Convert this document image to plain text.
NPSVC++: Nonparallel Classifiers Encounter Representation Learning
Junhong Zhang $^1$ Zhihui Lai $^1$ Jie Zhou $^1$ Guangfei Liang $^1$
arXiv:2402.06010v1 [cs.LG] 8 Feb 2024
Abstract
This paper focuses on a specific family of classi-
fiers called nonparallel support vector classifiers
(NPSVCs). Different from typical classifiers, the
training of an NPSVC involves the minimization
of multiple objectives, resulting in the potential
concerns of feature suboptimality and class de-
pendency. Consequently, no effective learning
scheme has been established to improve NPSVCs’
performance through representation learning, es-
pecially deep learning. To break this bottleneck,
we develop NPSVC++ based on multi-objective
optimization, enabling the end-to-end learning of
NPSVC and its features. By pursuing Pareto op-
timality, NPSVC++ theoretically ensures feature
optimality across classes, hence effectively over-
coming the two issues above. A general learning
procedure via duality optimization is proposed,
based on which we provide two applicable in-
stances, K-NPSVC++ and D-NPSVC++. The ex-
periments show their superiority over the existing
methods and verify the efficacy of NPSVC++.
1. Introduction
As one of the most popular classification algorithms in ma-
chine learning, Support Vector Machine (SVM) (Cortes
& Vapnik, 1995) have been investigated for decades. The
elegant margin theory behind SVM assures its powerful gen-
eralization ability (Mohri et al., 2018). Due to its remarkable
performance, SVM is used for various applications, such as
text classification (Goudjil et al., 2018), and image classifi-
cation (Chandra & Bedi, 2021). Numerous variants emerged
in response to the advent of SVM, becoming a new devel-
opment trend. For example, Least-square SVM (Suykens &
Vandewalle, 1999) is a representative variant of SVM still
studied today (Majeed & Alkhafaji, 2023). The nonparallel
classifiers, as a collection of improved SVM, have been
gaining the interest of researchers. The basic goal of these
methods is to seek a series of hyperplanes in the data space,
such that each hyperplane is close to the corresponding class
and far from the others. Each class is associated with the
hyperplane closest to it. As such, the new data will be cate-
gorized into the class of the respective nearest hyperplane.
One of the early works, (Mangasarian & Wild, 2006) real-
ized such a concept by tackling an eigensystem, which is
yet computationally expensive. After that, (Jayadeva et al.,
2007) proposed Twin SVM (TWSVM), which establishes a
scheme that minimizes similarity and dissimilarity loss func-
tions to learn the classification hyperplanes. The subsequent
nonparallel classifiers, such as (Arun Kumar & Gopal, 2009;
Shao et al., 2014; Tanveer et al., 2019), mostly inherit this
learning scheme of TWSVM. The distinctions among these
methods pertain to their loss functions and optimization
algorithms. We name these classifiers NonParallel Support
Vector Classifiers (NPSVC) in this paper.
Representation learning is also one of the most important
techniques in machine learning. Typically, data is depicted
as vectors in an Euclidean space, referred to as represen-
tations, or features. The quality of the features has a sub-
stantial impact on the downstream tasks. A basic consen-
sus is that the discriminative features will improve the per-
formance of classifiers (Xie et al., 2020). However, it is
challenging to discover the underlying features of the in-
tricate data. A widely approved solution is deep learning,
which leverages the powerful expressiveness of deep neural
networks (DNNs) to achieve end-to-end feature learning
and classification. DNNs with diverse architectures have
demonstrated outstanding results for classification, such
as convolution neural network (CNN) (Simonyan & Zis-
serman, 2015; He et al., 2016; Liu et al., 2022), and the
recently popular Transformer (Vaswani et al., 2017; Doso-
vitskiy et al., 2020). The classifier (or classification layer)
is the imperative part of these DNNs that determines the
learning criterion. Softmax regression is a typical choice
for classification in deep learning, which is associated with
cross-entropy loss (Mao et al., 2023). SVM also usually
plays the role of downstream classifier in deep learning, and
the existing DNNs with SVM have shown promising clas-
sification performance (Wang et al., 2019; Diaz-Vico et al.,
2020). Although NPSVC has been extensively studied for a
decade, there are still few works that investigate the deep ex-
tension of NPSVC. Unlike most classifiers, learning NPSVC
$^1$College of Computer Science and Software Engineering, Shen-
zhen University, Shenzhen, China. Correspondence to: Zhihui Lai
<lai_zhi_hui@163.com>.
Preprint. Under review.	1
********************
* GOAL OF THE EXERCISE:
Reproduce each entry from the records above, character for character.

* FINAL ANSWER:
Convert this document image to plain text.
NPSVC++: Nonparallel Classifiers Encounter Representation Learning
Junhong Zhang $^1$ Zhihui Lai $^1$ Jie Zhou $^1$ Guangfei Liang $^1$
arXiv:2402.06010v1 [cs.LG] 8 Feb 2024
Abstract
This paper focuses on a specific family of classi-
fiers called nonparallel support vector classifiers
(NPSVCs). Different from typical classifiers, the
training of an NPSVC involves the minimization
of multiple objectives, resulting in the potential
concerns of feature suboptimality and class de-
pendency. Consequently, no effective learning
scheme has been established to improve NPSVCs’
performance through representation learning, es-
pecially deep learning. To break this bottleneck,
we develop NPSVC++ based on multi-objective
optimization, enabling the end-to-end learning of
NPSVC and its features. By pursuing Pareto op-
timality, NPSVC++ theoretically ensures feature
optimality across classes, hence effectively over-
coming the two issues above. A general learning
procedure via duality optimization is proposed,
based on which we provide two applicable in-
stances, K-NPSVC++ and D-NPSVC++. The ex-
periments show their superiority over the existing
methods and verify the efficacy of NPSVC++.
1. Introduction
As one of the most popular classification algorithms in ma-
chine learning, Support Vector Machine (SVM) (Cortes
& Vapnik, 1995) have been investigated for decades. The
elegant margin theory behind SVM assures its powerful gen-
eralization ability (Mohri et al., 2018). Due to its remarkable
performance, SVM is used for various applications, such as
text classification (Goudjil et al., 2018), and image classifi-
cation (Chandra & Bedi, 2021). Numerous variants emerged
in response to the advent of SVM, becoming a new devel-
opment trend. For example, Least-square SVM (Suykens &
Vandewalle, 1999) is a representative variant of SVM still
studied today (Majeed & Alkhafaji, 2023). The nonparallel
classifiers, as a collection of improved SVM, have been
gaining the interest of researchers. The basic goal of these
methods is to seek a series of hyperplanes in the data space,
such that each hyperplane is close to the corresponding class
and far from the others. Each class is associated with the
hyperplane closest to it. As such, the new data will be cate-
gorized into the class of the respective nearest hyperplane.
One of the early works, (Mangasarian & Wild, 2006) real-
ized such a concept by tackling an eigensystem, which is
yet computationally expensive. After that, (Jayadeva et al.,
2007) proposed Twin SVM (TWSVM), which establishes a
scheme that minimizes similarity and dissimilarity loss func-
tions to learn the classification hyperplanes. The subsequent
nonparallel classifiers, such as (Arun Kumar & Gopal, 2009;
Shao et al., 2014; Tanveer et al., 2019), mostly inherit this
learning scheme of TWSVM. The distinctions among these
methods pertain to their loss functions and optimization
algorithms. We name these classifiers NonParallel Support
Vector Classifiers (NPSVC) in this paper.
Representation learning is also one of the most important
techniques in machine learning. Typically, data is depicted
as vectors in an Euclidean space, referred to as represen-
tations, or features. The quality of the features has a sub-
stantial impact on the downstream tasks. A basic consen-
sus is that the discriminative features will improve the per-
formance of classifiers (Xie et al., 2020). However, it is
challenging to discover the underlying features of the in-
tricate data. A widely approved solution is deep learning,
which leverages the powerful expressiveness of deep neural
networks (DNNs) to achieve end-to-end feature learning
and classification. DNNs with diverse architectures have
demonstrated outstanding results for classification, such
as convolution neural network (CNN) (Simonyan & Zis-
serman, 2015; He et al., 2016; Liu et al., 2022), and the
recently popular Transformer (Vaswani et al., 2017; Doso-
vitskiy et al., 2020). The classifier (or classification layer)
is the imperative part of these DNNs that determines the
learning criterion. Softmax regression is a typical choice
for classification in deep learning, which is associated with
cross-entropy loss (Mao et al., 2023). SVM also usually
plays the role of downstream classifier in deep learning, and
the existing DNNs with SVM have shown promising clas-
sification performance (Wang et al., 2019; Diaz-Vico et al.,
2020). Although NPSVC has been extensively studied for a
decade, there are still few works that investigate the deep ex-
tension of NPSVC. Unlike most classifiers, learning NPSVC
$^1$College of Computer Science and Software Engineering, Shen-
zhen University, Shenzhen, China. Correspondence to: Zhihui Lai
<lai_zhi_hui@163.com>.
Preprint. Under review.	1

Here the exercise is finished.